Tarefa a ▸ Transcreva integralmente o trecho sobre Diana Wynne Jones, por favor.

Trecho exibido ▸
>>

Mas a ideia de Neil Gaiman, também, não é tão original assim. Agora vamos falar sobre Diana Wynne Jones. 


Se você achou que Tim Hunter era parecido com Harry Potter, precisa conhecer as histórias desta autora. À medida que o garoto bruxo de Gaiman se parece fisicamente com o da Rowling, os mundos, personagens, situações que Diana cria em suas obras são em escala bem maior. Em 1977 a também britânica D. W. Jones escreveu Vida Encantada, o primeiro livro da série Os Mundos de Crestomanci,

A narrativa envolve uma série de poderosos magos de nove vidas que recebem o título “Crestomanci” e são chamados quando surgem problemas com o uso indiscriminado de magia nos mundos paralelos.

A história do livro se passa num castelo, onde dois órfãos em foco aprendem magia com outras crianças. Não só nesta série, mas também em quase todas suas obras, podemos notar aspectos parecidíssimos aos que Rowling adotou na saga: o fato de aprender magia (num castelo, numa escola, por um tutor) existir regras quanto usar magia (idade e cargo social, por exemplo), os medos e incertezas quanto a ser um bruxo, atritos entre bruxos e não-bruxos etc, fazem muito o estilo dela. Este último exemplo ocorre nitidamente em A Semana dos Bruxos, da mesma série, em que há um garoto chamado Charles Morgan que descobre ser um bruxo.

<<

Registros fornecidos ▸

>>

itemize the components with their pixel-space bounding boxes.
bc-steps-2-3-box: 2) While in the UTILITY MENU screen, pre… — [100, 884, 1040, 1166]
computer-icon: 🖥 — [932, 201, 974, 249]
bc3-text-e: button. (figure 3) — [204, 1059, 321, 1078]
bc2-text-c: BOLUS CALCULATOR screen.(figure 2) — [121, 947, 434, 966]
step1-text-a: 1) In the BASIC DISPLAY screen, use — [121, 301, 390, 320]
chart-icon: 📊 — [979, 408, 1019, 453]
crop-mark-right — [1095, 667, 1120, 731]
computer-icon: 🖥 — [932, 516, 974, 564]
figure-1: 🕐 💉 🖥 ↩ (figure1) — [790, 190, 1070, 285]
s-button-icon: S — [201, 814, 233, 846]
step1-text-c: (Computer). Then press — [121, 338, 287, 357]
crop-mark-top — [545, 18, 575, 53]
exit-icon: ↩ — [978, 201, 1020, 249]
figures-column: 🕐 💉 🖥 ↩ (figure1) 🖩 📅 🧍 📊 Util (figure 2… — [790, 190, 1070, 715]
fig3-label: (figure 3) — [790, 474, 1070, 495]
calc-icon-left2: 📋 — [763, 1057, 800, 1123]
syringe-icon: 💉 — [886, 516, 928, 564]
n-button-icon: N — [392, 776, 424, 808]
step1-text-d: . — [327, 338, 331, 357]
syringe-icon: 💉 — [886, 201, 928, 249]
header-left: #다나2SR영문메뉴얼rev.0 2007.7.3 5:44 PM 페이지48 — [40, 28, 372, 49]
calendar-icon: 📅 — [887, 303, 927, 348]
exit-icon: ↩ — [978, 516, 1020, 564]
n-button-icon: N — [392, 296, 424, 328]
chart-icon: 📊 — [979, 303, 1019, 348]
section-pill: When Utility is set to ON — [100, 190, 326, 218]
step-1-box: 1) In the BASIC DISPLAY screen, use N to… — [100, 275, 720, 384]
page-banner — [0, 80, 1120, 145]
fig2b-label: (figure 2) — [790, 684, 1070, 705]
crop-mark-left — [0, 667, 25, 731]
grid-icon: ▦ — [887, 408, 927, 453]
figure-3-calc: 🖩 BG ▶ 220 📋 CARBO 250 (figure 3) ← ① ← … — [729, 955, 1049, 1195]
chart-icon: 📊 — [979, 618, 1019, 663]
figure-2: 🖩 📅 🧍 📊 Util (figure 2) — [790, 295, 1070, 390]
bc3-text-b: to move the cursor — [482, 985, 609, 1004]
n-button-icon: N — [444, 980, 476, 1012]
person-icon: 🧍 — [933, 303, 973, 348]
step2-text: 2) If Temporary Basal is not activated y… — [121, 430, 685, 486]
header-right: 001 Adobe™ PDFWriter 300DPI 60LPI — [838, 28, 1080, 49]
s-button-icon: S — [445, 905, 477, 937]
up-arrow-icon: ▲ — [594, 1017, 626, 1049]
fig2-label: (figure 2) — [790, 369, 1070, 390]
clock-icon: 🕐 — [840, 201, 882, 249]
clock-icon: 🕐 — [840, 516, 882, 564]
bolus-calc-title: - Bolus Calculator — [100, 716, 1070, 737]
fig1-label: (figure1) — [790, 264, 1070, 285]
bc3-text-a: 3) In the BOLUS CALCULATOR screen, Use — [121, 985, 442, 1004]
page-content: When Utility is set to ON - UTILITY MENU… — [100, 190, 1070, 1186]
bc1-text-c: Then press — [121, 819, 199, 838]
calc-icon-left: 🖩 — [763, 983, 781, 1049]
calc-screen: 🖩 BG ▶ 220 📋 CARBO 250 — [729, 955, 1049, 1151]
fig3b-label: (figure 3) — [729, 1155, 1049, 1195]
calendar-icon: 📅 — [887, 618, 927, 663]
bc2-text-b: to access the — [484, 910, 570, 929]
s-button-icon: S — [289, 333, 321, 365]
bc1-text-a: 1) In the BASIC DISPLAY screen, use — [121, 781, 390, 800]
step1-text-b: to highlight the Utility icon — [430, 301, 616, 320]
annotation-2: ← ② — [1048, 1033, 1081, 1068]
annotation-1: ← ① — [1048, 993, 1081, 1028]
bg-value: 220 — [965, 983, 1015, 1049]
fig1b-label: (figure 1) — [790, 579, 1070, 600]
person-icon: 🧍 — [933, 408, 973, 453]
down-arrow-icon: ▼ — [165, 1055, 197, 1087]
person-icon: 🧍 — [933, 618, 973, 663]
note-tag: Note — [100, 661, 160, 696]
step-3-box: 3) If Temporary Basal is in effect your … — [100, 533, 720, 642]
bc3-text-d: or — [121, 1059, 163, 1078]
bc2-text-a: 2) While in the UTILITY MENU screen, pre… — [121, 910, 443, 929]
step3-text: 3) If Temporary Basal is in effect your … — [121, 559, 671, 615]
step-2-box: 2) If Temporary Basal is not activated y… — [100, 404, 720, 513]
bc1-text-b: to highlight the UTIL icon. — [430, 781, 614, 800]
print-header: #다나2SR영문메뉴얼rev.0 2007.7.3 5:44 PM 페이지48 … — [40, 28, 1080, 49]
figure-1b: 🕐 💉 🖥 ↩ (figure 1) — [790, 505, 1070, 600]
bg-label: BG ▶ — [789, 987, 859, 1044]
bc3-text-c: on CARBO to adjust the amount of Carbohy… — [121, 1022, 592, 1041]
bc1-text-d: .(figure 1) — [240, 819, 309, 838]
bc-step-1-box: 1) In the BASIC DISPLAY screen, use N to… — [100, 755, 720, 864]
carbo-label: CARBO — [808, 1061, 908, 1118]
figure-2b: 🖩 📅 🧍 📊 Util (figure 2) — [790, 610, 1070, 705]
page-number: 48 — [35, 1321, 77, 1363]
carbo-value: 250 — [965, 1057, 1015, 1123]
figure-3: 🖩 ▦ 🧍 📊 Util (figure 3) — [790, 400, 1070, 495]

<<

Tarefa b ▸ Reescreva os registros do início até a linha que contém "bc2-text-c: BOLUS CALCULATOR", inclusive, substituindo "screen" por "page" e deixando todo o resto inalterado.

Resultado do exercício a ▸
Mas a ideia de Neil Gaiman, também, não é tão original assim. Agora vamos falar sobre Diana Wynne Jones. 


Se você achou que Tim Hunter era parecido com Harry Potter, precisa conhecer as histórias desta autora. À medida que o garoto bruxo de Gaiman se parece fisicamente com o da Rowling, os mundos, personagens, situações que Diana cria em suas obras são em escala bem maior. Em 1977 a também britânica D. W. Jones escreveu Vida Encantada, o primeiro livro da série Os Mundos de Crestomanci,

A narrativa envolve uma série de poderosos magos de nove vidas que recebem o título “Crestomanci” e são chamados quando surgem problemas com o uso indiscriminado de magia nos mundos paralelos.

A história do livro se passa num castelo, onde dois órfãos em foco aprendem magia com outras crianças. Não só nesta série, mas também em quase todas suas obras, podemos notar aspectos parecidíssimos aos que Rowling adotou na saga: o fato de aprender magia (num castelo, numa escola, por um tutor) existir regras quanto usar magia (idade e cargo social, por exemplo), os medos e incertezas quanto a ser um bruxo, atritos entre bruxos e não-bruxos etc, fazem muito o estilo dela. Este último exemplo ocorre nitidamente em A Semana dos Bruxos, da mesma série, em que há um garoto chamado Charles Morgan que descobre ser um bruxo.

Resultado do exercício b ▸
itemize the components with their pixel-space bounding boxes.
bc-steps-2-3-box: 2) While in the UTILITY MENU page, pre… — [100, 884, 1040, 1166]
computer-icon: 🖥 — [932, 201, 974, 249]
bc3-text-e: button. (figure 3) — [204, 1059, 321, 1078]
bc2-text-c: BOLUS CALCULATOR page.(figure 2) — [121, 947, 434, 966]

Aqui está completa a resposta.